■ **Work instructions**
Examine every line of the listing below. Count those containing "cultures" and state only the result.

BEGIN Supplied records

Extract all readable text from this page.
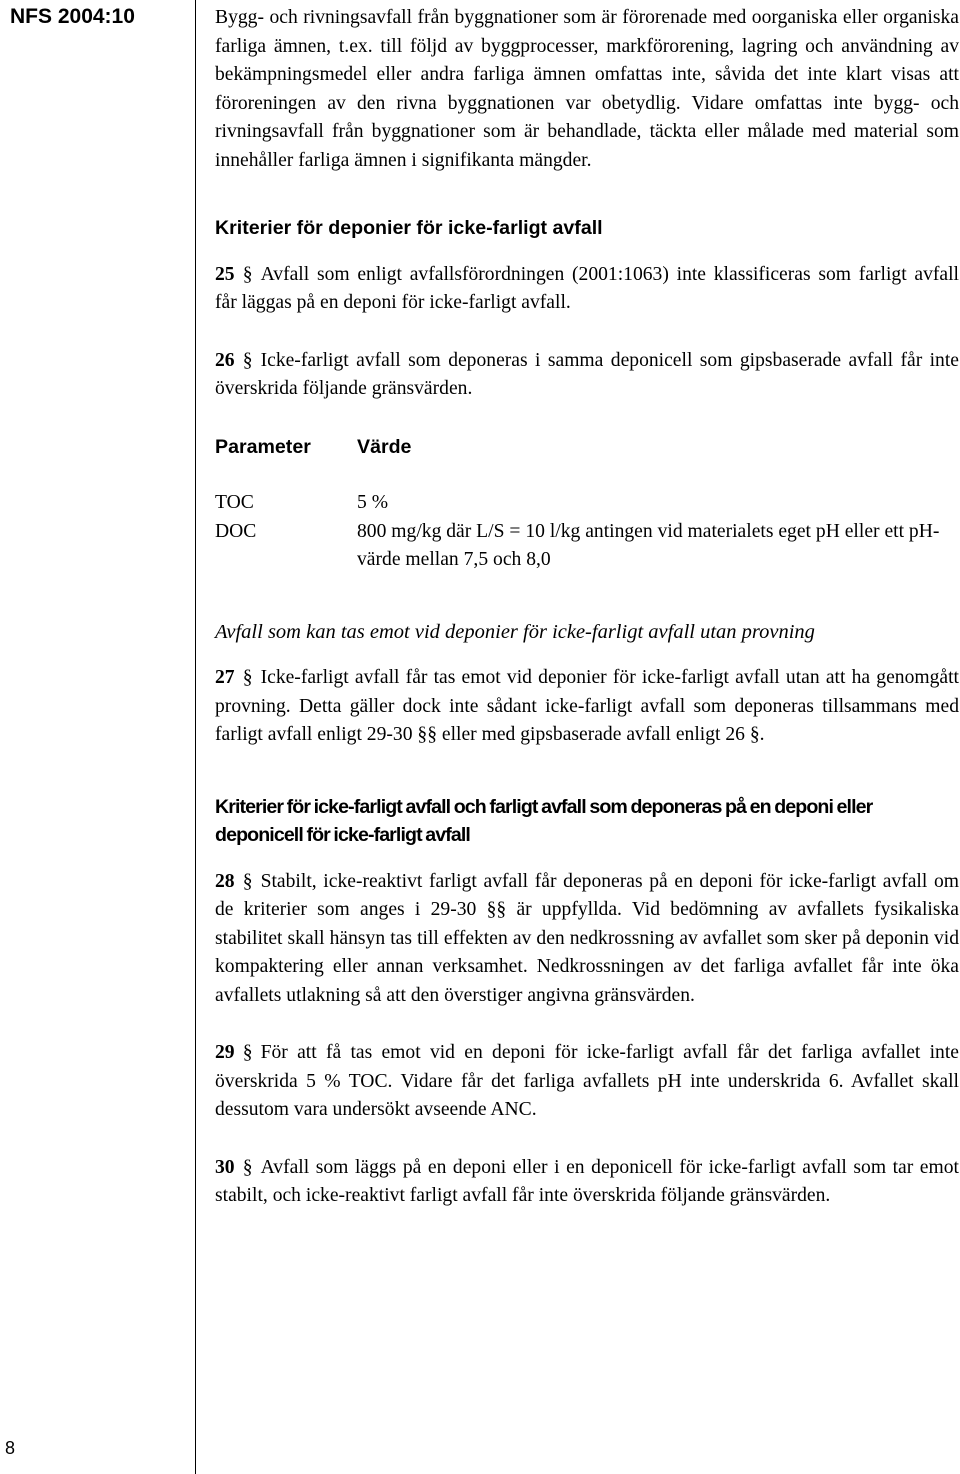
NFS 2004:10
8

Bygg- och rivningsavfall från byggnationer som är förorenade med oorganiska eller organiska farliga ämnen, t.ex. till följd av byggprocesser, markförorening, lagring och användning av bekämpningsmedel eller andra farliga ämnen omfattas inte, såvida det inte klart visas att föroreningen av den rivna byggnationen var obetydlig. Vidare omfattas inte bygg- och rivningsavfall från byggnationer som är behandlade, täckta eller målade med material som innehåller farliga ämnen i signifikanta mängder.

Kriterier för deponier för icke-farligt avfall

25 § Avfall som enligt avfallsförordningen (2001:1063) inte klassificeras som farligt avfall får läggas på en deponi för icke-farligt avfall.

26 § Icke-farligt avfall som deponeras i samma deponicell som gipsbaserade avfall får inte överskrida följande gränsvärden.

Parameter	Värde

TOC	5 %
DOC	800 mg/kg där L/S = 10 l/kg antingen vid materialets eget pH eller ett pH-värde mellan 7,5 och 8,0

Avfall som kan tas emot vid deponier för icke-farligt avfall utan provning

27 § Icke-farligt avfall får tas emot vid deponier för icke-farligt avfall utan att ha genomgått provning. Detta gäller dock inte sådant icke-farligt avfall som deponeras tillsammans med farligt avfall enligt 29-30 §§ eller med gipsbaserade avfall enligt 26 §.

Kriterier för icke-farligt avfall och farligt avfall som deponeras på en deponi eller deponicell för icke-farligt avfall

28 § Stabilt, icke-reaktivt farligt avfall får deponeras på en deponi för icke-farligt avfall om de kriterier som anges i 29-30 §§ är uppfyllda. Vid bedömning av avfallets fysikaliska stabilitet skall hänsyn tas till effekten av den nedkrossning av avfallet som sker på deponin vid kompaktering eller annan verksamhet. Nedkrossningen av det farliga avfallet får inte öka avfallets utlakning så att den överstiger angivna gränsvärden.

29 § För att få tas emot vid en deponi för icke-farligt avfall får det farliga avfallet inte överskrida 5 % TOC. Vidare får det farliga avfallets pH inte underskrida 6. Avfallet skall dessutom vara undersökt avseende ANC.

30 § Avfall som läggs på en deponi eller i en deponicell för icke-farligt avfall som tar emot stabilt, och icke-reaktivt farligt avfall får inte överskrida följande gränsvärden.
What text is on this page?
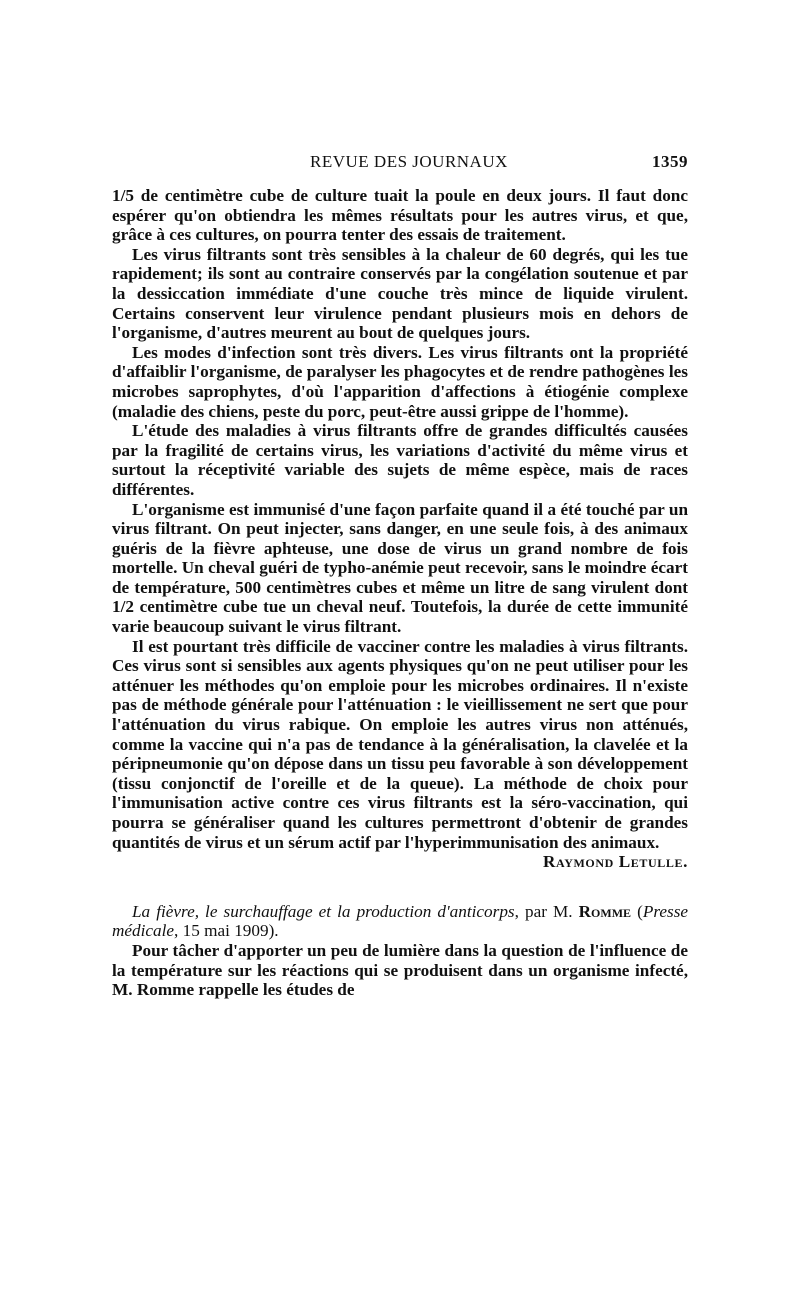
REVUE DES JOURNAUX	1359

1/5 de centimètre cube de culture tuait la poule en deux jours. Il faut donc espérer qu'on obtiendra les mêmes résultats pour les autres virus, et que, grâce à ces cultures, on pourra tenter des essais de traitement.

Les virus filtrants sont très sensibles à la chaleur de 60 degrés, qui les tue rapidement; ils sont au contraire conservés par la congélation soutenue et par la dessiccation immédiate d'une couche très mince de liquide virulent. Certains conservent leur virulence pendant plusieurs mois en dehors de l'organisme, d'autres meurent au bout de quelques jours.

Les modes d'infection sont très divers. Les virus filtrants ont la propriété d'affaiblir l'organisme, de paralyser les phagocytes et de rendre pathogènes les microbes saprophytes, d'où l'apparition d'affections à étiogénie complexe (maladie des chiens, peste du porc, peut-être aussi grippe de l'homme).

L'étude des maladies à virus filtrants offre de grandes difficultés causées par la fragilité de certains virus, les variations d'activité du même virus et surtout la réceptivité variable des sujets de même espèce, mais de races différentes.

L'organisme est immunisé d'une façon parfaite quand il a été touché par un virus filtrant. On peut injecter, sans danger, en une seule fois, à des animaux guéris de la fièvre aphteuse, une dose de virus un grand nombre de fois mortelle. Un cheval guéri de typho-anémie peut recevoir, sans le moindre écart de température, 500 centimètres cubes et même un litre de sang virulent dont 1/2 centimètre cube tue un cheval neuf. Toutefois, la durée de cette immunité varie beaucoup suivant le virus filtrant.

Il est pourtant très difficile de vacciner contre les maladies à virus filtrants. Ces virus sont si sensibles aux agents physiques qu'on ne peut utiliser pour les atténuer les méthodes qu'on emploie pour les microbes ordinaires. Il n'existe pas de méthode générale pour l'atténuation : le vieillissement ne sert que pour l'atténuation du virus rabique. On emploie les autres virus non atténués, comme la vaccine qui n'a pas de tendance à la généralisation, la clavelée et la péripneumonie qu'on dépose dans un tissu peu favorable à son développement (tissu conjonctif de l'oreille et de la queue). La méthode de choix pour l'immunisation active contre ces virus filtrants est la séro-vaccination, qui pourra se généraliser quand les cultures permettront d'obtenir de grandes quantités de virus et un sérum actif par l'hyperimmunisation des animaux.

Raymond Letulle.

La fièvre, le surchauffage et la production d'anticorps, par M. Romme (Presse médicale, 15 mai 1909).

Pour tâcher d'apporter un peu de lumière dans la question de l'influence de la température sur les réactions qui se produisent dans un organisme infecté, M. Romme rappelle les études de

END Supplied records
BEGIN Supplied records

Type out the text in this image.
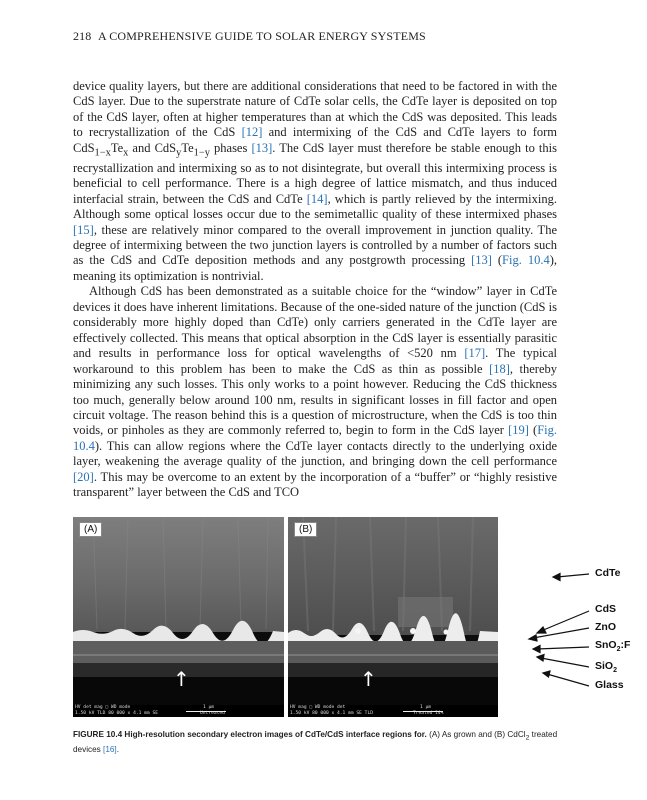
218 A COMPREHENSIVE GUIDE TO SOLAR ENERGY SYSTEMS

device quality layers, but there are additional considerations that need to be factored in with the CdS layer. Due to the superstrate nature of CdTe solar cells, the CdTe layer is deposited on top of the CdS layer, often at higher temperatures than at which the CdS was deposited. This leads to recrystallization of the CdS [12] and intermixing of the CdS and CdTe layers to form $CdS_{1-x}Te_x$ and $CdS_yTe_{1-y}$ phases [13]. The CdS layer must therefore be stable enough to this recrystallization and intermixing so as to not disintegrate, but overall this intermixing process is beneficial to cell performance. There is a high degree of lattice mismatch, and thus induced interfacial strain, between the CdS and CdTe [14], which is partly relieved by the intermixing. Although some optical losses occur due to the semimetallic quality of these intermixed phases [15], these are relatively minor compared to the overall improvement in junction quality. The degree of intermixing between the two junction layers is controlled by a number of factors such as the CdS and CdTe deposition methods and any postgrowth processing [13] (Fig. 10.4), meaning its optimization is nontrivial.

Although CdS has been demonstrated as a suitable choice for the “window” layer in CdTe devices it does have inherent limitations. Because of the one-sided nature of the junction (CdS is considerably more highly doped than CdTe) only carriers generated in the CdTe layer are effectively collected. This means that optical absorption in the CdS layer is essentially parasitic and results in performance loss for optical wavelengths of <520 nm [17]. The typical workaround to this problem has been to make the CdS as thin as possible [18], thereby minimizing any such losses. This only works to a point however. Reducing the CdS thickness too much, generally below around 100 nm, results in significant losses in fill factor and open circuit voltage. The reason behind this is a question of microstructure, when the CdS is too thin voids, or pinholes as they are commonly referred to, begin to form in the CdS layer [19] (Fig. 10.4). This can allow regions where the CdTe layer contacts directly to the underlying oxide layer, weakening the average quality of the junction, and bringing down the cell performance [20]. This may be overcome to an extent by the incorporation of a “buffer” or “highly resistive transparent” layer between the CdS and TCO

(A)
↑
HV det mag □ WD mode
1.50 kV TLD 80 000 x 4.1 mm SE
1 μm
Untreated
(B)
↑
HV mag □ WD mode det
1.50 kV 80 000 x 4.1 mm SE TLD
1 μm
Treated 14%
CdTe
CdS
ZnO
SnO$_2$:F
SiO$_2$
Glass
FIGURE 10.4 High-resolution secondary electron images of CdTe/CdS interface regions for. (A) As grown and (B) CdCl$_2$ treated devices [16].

END Supplied records

■ **Solution to the exercise**
2